### [Extracted records]
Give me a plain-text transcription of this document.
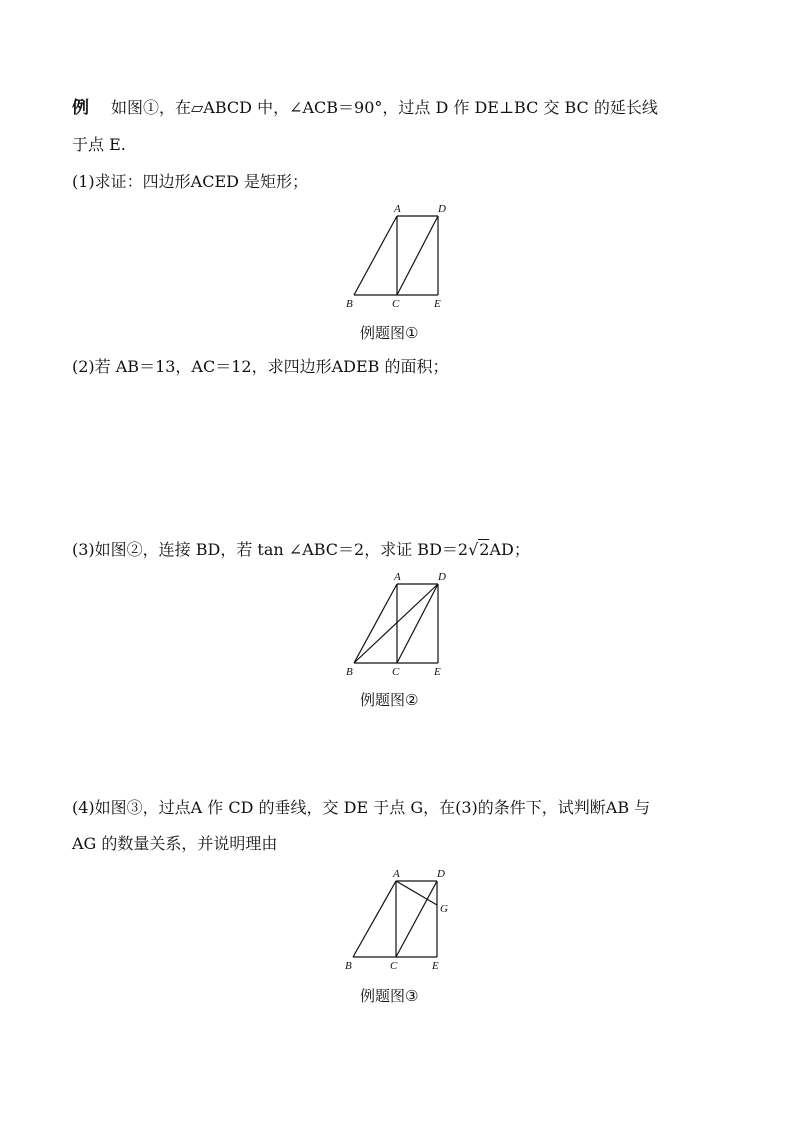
例 如图①，在▱ABCD 中，∠ACB＝90°，过点 D 作 DE⊥BC 交 BC 的延长线
于点 E.
(1)求证：四边形ACED 是矩形；
A	D
B	C	E
例题图①
(2)若 AB＝13，AC＝12，求四边形ADEB 的面积；
(3)如图②，连接 BD，若 tan ∠ABC＝2，求证 BD＝2√2AD；
A	D
B	C	E
例题图②
(4)如图③，过点A 作 CD 的垂线，交 DE 于点 G，在(3)的条件下，试判断AB 与
AG 的数量关系，并说明理由
A	D
G
B	C	E
例题图③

### [Task]
Give every record back exactly as it reads, with no images.

### [Response for this exercise]
Give me a plain-text transcription of this document.
例 如图①，在▱ABCD 中，∠ACB＝90°，过点 D 作 DE⊥BC 交 BC 的延长线
于点 E.
(1)求证：四边形ACED 是矩形；
A	D
B	C	E
例题图①
(2)若 AB＝13，AC＝12，求四边形ADEB 的面积；
(3)如图②，连接 BD，若 tan ∠ABC＝2，求证 BD＝2√2AD；
A	D
B	C	E
例题图②
(4)如图③，过点A 作 CD 的垂线，交 DE 于点 G，在(3)的条件下，试判断AB 与
AG 的数量关系，并说明理由
A	D
G
B	C	E
例题图③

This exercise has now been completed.